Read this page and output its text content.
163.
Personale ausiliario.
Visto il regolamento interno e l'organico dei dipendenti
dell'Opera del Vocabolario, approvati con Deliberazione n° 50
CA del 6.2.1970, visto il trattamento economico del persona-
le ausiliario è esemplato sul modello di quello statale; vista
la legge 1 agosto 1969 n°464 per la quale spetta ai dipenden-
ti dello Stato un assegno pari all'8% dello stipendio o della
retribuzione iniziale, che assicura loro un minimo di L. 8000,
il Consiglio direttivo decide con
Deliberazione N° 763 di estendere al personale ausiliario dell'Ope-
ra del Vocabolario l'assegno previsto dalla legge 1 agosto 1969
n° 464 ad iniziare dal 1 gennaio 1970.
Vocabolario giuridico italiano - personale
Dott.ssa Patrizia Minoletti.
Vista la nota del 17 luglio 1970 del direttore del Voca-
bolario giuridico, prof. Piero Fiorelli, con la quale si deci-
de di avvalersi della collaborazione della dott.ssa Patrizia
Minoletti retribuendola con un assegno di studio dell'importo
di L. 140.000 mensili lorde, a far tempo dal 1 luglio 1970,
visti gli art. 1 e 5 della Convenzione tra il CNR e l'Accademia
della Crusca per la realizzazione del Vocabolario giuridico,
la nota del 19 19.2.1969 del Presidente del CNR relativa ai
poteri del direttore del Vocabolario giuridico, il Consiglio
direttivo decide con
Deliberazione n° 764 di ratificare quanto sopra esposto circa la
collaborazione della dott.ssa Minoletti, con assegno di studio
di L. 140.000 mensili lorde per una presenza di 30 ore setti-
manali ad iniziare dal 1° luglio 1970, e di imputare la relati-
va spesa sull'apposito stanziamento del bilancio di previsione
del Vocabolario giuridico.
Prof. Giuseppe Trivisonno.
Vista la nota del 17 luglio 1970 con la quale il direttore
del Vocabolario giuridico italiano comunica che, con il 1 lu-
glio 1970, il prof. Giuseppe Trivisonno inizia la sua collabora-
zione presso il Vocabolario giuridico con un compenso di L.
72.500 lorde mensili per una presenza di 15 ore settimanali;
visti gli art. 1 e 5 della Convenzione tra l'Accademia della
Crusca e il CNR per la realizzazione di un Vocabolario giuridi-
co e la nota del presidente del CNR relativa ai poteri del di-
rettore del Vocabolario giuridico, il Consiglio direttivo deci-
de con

● GIVEN PROBLEM
Search the entries for the word "nota" and gather every line where it appears.

● SOLUTION FOR THIS TASK
Vista la nota del 17 luglio 1970 del direttore del Voca-
la nota del 19 19.2.1969 del Presidente del CNR relativa ai
Vista la nota del 17 luglio 1970 con la quale il direttore
co e la nota del presidente del CNR relativa ai poteri del di-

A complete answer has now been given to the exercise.